#### Dataset records

* * * * * * * * *

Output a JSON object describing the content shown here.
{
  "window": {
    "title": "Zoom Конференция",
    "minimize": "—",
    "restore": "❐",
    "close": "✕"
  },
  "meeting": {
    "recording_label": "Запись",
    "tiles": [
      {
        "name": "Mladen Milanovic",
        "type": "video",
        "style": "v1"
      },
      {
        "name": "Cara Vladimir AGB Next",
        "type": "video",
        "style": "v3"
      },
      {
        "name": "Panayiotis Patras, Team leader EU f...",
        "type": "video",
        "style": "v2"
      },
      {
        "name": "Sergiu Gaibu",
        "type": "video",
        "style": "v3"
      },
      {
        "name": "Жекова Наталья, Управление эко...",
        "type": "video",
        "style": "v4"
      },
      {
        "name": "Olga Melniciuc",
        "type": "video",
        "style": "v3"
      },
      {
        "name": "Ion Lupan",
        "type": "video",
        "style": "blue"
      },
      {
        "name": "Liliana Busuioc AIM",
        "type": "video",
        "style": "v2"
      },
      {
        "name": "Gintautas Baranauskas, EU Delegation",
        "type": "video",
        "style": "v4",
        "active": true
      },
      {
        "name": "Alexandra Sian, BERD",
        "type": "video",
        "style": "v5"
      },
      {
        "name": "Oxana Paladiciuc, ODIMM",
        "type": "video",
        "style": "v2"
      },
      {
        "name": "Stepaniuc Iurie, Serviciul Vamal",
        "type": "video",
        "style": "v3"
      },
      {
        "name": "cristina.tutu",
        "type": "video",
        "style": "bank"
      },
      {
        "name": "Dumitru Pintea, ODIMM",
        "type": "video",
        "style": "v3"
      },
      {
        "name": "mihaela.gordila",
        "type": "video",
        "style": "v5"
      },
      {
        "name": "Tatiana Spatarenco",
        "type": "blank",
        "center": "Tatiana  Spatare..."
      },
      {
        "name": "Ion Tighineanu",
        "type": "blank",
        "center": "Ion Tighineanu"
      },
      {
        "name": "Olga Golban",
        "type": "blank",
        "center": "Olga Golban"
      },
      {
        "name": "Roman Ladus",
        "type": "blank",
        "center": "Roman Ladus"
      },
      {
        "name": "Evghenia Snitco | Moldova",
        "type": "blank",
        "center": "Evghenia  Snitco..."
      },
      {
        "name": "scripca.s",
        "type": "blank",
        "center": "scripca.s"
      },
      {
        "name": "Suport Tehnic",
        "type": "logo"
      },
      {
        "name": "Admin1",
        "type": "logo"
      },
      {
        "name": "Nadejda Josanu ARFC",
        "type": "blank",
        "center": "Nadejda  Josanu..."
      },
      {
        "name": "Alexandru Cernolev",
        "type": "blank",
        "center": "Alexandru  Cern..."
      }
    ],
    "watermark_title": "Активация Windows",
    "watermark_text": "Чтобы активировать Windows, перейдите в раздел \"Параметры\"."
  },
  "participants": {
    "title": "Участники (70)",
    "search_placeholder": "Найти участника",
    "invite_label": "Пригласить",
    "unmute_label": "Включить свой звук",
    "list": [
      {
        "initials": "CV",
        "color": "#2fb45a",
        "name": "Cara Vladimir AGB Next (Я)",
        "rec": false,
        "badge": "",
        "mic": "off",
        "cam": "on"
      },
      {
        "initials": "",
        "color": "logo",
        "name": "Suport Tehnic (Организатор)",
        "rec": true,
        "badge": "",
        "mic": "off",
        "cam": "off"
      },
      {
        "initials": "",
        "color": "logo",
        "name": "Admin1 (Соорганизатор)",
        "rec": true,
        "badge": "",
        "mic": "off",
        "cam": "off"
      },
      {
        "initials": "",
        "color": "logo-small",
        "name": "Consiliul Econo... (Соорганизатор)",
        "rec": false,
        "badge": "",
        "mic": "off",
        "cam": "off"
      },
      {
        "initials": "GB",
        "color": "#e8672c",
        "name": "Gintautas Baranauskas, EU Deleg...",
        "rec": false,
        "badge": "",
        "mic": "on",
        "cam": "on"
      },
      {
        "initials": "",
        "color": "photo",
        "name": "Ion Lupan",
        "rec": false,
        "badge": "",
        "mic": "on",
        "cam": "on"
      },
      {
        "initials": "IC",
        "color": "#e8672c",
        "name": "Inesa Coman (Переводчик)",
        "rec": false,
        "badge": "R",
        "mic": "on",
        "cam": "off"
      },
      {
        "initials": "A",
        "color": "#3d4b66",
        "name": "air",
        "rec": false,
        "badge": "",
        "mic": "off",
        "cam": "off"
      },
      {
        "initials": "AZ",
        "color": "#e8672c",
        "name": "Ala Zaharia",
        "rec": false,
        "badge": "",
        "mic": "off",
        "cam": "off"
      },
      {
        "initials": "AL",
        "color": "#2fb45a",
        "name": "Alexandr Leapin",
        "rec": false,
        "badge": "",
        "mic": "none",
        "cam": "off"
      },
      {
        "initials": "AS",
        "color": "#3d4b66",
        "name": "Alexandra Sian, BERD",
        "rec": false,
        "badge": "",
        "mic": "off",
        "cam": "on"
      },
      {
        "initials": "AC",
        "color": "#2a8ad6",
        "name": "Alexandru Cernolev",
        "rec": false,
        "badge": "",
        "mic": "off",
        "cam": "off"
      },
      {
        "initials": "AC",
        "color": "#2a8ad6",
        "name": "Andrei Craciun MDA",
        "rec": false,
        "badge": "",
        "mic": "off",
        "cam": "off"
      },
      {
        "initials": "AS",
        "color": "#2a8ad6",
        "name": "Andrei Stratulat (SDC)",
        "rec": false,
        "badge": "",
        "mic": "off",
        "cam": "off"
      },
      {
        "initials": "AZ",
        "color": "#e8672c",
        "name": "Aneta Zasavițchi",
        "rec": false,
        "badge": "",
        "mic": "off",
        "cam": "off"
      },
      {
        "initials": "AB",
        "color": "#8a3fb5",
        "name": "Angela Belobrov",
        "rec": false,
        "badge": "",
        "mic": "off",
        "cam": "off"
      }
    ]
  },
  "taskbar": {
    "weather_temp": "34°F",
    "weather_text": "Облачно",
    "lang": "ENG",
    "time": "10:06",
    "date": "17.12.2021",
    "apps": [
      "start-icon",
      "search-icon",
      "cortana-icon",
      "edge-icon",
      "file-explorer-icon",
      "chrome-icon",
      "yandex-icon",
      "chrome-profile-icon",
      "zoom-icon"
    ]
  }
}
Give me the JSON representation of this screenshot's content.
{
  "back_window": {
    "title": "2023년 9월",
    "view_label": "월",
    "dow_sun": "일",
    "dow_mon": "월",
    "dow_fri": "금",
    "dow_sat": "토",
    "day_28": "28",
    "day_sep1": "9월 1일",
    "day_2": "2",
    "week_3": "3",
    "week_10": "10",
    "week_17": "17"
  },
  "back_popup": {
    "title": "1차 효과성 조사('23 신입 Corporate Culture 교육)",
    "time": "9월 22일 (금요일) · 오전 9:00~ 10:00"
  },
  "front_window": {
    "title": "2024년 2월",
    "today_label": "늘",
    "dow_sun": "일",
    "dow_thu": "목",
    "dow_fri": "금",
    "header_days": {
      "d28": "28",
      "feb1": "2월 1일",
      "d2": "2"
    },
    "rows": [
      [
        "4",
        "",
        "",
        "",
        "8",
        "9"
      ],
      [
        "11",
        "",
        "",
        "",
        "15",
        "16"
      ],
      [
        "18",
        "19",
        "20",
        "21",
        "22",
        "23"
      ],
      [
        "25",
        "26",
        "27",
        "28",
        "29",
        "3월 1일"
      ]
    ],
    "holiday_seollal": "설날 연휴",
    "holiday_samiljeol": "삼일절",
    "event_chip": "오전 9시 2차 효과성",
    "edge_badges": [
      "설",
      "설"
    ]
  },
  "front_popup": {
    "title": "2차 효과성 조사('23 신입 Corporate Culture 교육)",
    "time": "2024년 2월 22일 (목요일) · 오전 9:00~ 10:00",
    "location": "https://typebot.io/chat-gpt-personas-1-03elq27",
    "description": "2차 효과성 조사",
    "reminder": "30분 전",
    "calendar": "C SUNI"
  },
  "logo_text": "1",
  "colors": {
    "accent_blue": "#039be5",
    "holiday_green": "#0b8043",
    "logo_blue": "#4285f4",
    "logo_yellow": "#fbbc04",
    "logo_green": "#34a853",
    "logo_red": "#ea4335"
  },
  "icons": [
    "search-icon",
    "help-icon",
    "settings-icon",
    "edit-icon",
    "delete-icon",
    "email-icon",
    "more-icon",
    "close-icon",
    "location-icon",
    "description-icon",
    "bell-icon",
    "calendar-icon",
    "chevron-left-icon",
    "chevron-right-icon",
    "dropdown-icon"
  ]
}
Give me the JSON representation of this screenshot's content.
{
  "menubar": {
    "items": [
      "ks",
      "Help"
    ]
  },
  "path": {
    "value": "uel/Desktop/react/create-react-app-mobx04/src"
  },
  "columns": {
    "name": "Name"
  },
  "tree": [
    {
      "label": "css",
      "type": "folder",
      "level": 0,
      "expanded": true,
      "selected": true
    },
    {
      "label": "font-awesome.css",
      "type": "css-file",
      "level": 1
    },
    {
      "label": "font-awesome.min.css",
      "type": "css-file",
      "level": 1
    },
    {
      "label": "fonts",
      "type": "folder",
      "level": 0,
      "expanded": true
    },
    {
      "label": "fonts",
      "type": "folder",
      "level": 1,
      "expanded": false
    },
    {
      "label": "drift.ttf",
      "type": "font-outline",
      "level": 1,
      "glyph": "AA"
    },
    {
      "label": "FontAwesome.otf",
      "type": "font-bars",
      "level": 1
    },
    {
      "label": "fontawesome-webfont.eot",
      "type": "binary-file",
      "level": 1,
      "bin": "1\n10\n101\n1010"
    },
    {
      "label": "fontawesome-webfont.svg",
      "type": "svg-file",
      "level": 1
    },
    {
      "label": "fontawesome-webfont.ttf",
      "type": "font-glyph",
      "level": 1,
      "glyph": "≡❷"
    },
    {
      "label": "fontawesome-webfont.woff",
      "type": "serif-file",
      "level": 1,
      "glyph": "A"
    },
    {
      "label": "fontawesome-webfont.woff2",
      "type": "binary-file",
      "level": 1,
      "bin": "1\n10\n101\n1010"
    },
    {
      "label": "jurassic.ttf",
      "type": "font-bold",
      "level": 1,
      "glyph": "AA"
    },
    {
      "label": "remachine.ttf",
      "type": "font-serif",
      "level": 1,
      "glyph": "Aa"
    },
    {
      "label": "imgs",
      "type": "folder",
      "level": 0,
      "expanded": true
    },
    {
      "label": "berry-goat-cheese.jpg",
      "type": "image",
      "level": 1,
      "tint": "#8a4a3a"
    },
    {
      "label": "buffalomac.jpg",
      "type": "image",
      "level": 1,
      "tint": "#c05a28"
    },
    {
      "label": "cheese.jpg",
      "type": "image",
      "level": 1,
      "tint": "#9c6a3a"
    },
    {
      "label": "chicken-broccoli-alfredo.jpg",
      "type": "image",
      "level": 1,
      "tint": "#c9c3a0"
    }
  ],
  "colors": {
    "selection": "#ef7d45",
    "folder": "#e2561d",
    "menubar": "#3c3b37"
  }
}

* * * * * * * * *

#### Work required
Read the entries and pick out all lines that include the word "webfont".

#### Written solution
      "label": "fontawesome-webfont.eot",
      "label": "fontawesome-webfont.svg",
      "label": "fontawesome-webfont.ttf",
      "label": "fontawesome-webfont.woff",
      "label": "fontawesome-webfont.woff2",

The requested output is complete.